§ Required task:
Work out how many lines of the records contain "Power". Answer with the number and nothing else.

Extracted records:
□ □ □ □ □

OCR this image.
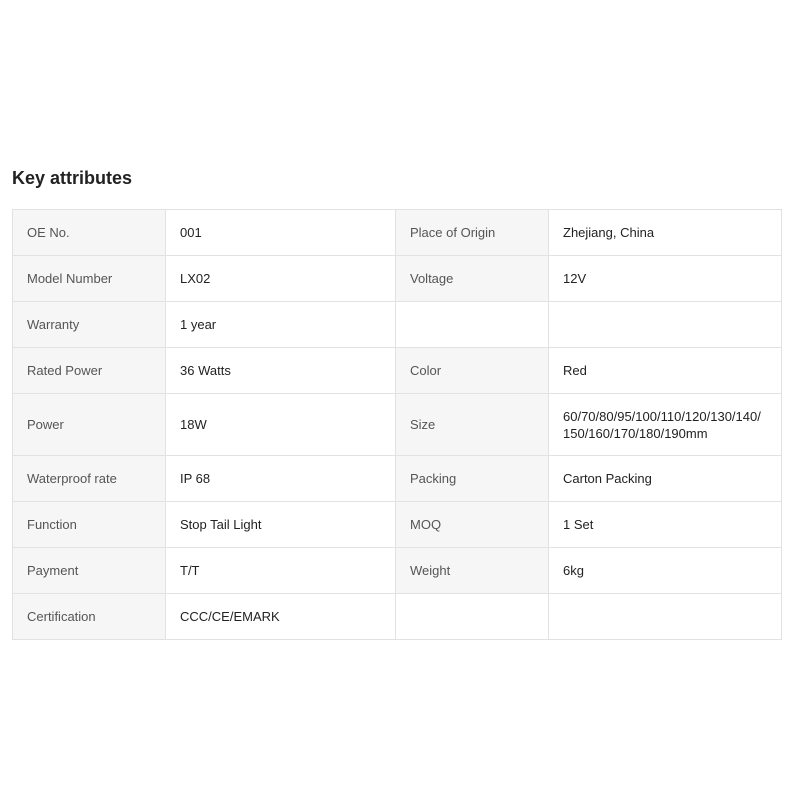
Key attributes
OE No.	001	Place of Origin	Zhejiang, China
Model Number	LX02	Voltage	12V
Warranty	1 year		
Rated Power	36 Watts	Color	Red
Power	18W	Size	60/70/80/95/100/110/120/130/140/150/160/170/180/190mm
Waterproof rate	IP 68	Packing	Carton Packing
Function	Stop Tail Light	MOQ	1 Set
Payment	T/T	Weight	6kg
Certification	CCC/CE/EMARK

□ □ □ □ □

§ Result below:
2